_Task statement_: Return a copy of each line that holds the string "this".

_Input rows_:
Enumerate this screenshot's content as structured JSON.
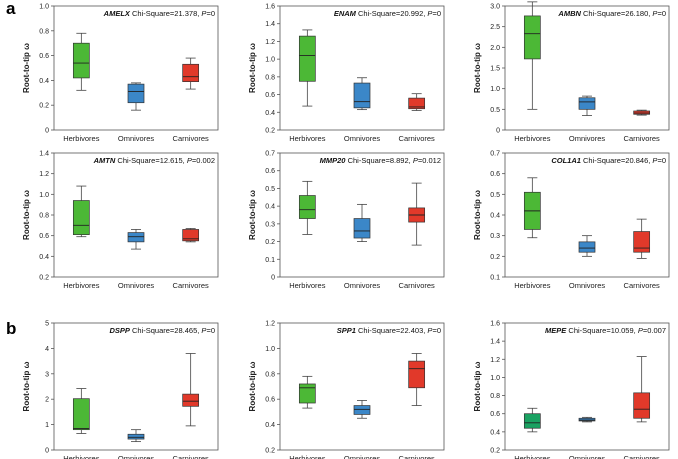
{
  "panels": [
    {
      "letter": "a"
    },
    {
      "letter": "b"
    }
  ],
  "chart_data": [
    {
      "type": "box",
      "panel": "a",
      "gene": "AMELX",
      "stat_label": " Chi-Square=21.378, ",
      "p_label": "P",
      "p_value": "=0",
      "ylabel": "Root-to-tip ω",
      "ylim": [
        0,
        1.0
      ],
      "yticks": [
        "0",
        "0.2",
        "0.4",
        "0.6",
        "0.8",
        "1.0"
      ],
      "categories": [
        "Herbivores",
        "Omnivores",
        "Carnivores"
      ],
      "boxes": [
        {
          "min": 0.32,
          "q1": 0.42,
          "median": 0.54,
          "q3": 0.7,
          "max": 0.78,
          "color": "#4cb836"
        },
        {
          "min": 0.16,
          "q1": 0.22,
          "median": 0.31,
          "q3": 0.37,
          "max": 0.38,
          "color": "#3b87c8"
        },
        {
          "min": 0.33,
          "q1": 0.39,
          "median": 0.43,
          "q3": 0.53,
          "max": 0.58,
          "color": "#e1392a"
        }
      ]
    },
    {
      "type": "box",
      "panel": "a",
      "gene": "ENAM",
      "stat_label": " Chi-Square=20.992, ",
      "p_label": "P",
      "p_value": "=0",
      "ylabel": "Root-to-tip ω",
      "ylim": [
        0.2,
        1.6
      ],
      "yticks": [
        "0.2",
        "0.4",
        "0.6",
        "0.8",
        "1.0",
        "1.2",
        "1.4",
        "1.6"
      ],
      "categories": [
        "Herbivores",
        "Omnivores",
        "Carnivores"
      ],
      "boxes": [
        {
          "min": 0.47,
          "q1": 0.75,
          "median": 1.04,
          "q3": 1.26,
          "max": 1.33,
          "color": "#4cb836"
        },
        {
          "min": 0.43,
          "q1": 0.45,
          "median": 0.52,
          "q3": 0.73,
          "max": 0.79,
          "color": "#3b87c8"
        },
        {
          "min": 0.42,
          "q1": 0.44,
          "median": 0.46,
          "q3": 0.56,
          "max": 0.61,
          "color": "#e1392a"
        }
      ]
    },
    {
      "type": "box",
      "panel": "a",
      "gene": "AMBN",
      "stat_label": " Chi-Square=26.180, ",
      "p_label": "P",
      "p_value": "=0",
      "ylabel": "Root-to-tip ω",
      "ylim": [
        0,
        3.0
      ],
      "yticks": [
        "0",
        "0.5",
        "1.0",
        "1.5",
        "2.0",
        "2.5",
        "3.0"
      ],
      "categories": [
        "Herbivores",
        "Omnivores",
        "Carnivores"
      ],
      "boxes": [
        {
          "min": 0.5,
          "q1": 1.72,
          "median": 2.33,
          "q3": 2.76,
          "max": 3.1,
          "color": "#4cb836"
        },
        {
          "min": 0.35,
          "q1": 0.5,
          "median": 0.68,
          "q3": 0.78,
          "max": 0.82,
          "color": "#3b87c8"
        },
        {
          "min": 0.36,
          "q1": 0.38,
          "median": 0.41,
          "q3": 0.46,
          "max": 0.48,
          "color": "#e1392a"
        }
      ]
    },
    {
      "type": "box",
      "panel": "a",
      "gene": "AMTN",
      "stat_label": " Chi-Square=12.615, ",
      "p_label": "P",
      "p_value": "=0.002",
      "ylabel": "Root-to-tip ω",
      "ylim": [
        0.2,
        1.4
      ],
      "yticks": [
        "0.2",
        "0.4",
        "0.6",
        "0.8",
        "1.0",
        "1.2",
        "1.4"
      ],
      "categories": [
        "Herbivores",
        "Omnivores",
        "Carnivores"
      ],
      "boxes": [
        {
          "min": 0.59,
          "q1": 0.61,
          "median": 0.7,
          "q3": 0.94,
          "max": 1.08,
          "color": "#4cb836"
        },
        {
          "min": 0.47,
          "q1": 0.54,
          "median": 0.59,
          "q3": 0.63,
          "max": 0.66,
          "color": "#3b87c8"
        },
        {
          "min": 0.54,
          "q1": 0.55,
          "median": 0.57,
          "q3": 0.66,
          "max": 0.67,
          "color": "#e1392a"
        }
      ]
    },
    {
      "type": "box",
      "panel": "a",
      "gene": "MMP20",
      "stat_label": " Chi-Square=8.892, ",
      "p_label": "P",
      "p_value": "=0.012",
      "ylabel": "Root-to-tip ω",
      "ylim": [
        0,
        0.7
      ],
      "yticks": [
        "0",
        "0.1",
        "0.2",
        "0.3",
        "0.4",
        "0.5",
        "0.6",
        "0.7"
      ],
      "categories": [
        "Herbivores",
        "Omnivores",
        "Carnivores"
      ],
      "boxes": [
        {
          "min": 0.24,
          "q1": 0.33,
          "median": 0.38,
          "q3": 0.46,
          "max": 0.54,
          "color": "#4cb836"
        },
        {
          "min": 0.2,
          "q1": 0.22,
          "median": 0.26,
          "q3": 0.33,
          "max": 0.41,
          "color": "#3b87c8"
        },
        {
          "min": 0.18,
          "q1": 0.31,
          "median": 0.35,
          "q3": 0.39,
          "max": 0.53,
          "color": "#e1392a"
        }
      ]
    },
    {
      "type": "box",
      "panel": "a",
      "gene": "COL1A1",
      "stat_label": " Chi-Square=20.846, ",
      "p_label": "P",
      "p_value": "=0",
      "ylabel": "Root-to-tip ω",
      "ylim": [
        0.1,
        0.7
      ],
      "yticks": [
        "0.1",
        "0.2",
        "0.3",
        "0.4",
        "0.5",
        "0.6",
        "0.7"
      ],
      "categories": [
        "Herbivores",
        "Omnivores",
        "Carnivores"
      ],
      "boxes": [
        {
          "min": 0.29,
          "q1": 0.33,
          "median": 0.42,
          "q3": 0.51,
          "max": 0.58,
          "color": "#4cb836"
        },
        {
          "min": 0.2,
          "q1": 0.22,
          "median": 0.24,
          "q3": 0.27,
          "max": 0.3,
          "color": "#3b87c8"
        },
        {
          "min": 0.19,
          "q1": 0.22,
          "median": 0.24,
          "q3": 0.32,
          "max": 0.38,
          "color": "#e1392a"
        }
      ]
    },
    {
      "type": "box",
      "panel": "b",
      "gene": "DSPP",
      "stat_label": " Chi-Square=28.465, ",
      "p_label": "P",
      "p_value": "=0",
      "ylabel": "Root-to-tip ω",
      "ylim": [
        0,
        5
      ],
      "yticks": [
        "0",
        "1",
        "2",
        "3",
        "4",
        "5"
      ],
      "categories": [
        "Herbivores",
        "Omnivores",
        "Carnivores"
      ],
      "boxes": [
        {
          "min": 0.65,
          "q1": 0.8,
          "median": 0.85,
          "q3": 2.02,
          "max": 2.42,
          "color": "#4cb836"
        },
        {
          "min": 0.33,
          "q1": 0.43,
          "median": 0.5,
          "q3": 0.62,
          "max": 0.8,
          "color": "#3b87c8"
        },
        {
          "min": 0.95,
          "q1": 1.72,
          "median": 1.92,
          "q3": 2.2,
          "max": 3.8,
          "color": "#e1392a"
        }
      ]
    },
    {
      "type": "box",
      "panel": "b",
      "gene": "SPP1",
      "stat_label": " Chi-Square=22.403, ",
      "p_label": "P",
      "p_value": "=0",
      "ylabel": "Root-to-tip ω",
      "ylim": [
        0.2,
        1.2
      ],
      "yticks": [
        "0.2",
        "0.4",
        "0.6",
        "0.8",
        "1.0",
        "1.2"
      ],
      "categories": [
        "Herbivores",
        "Omnivores",
        "Carnivores"
      ],
      "boxes": [
        {
          "min": 0.53,
          "q1": 0.57,
          "median": 0.69,
          "q3": 0.72,
          "max": 0.78,
          "color": "#4cb836"
        },
        {
          "min": 0.45,
          "q1": 0.48,
          "median": 0.52,
          "q3": 0.55,
          "max": 0.59,
          "color": "#3b87c8"
        },
        {
          "min": 0.55,
          "q1": 0.69,
          "median": 0.84,
          "q3": 0.9,
          "max": 0.96,
          "color": "#e1392a"
        }
      ]
    },
    {
      "type": "box",
      "panel": "b",
      "gene": "MEPE",
      "stat_label": " Chi-Square=10.059, ",
      "p_label": "P",
      "p_value": "=0.007",
      "ylabel": "Root-to-tip ω",
      "ylim": [
        0.2,
        1.6
      ],
      "yticks": [
        "0.2",
        "0.4",
        "0.6",
        "0.8",
        "1.0",
        "1.2",
        "1.4",
        "1.6"
      ],
      "categories": [
        "Herbivores",
        "Omnivores",
        "Carnivores"
      ],
      "boxes": [
        {
          "min": 0.4,
          "q1": 0.44,
          "median": 0.5,
          "q3": 0.6,
          "max": 0.66,
          "color": "#1aa262"
        },
        {
          "min": 0.51,
          "q1": 0.52,
          "median": 0.53,
          "q3": 0.55,
          "max": 0.56,
          "color": "#3b87c8"
        },
        {
          "min": 0.51,
          "q1": 0.55,
          "median": 0.65,
          "q3": 0.83,
          "max": 1.23,
          "color": "#e1392a"
        }
      ]
    }
  ]
}
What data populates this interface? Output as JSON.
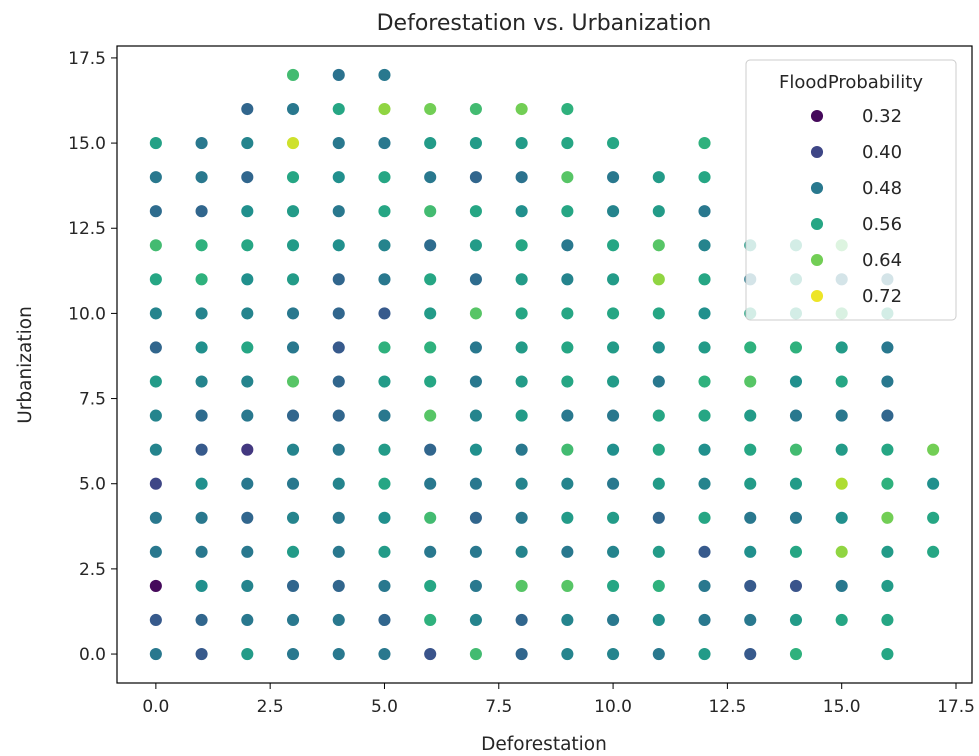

_Written reply_:
Enumerate this screenshot's content as structured JSON.
What data populates this interface? Output as JSON.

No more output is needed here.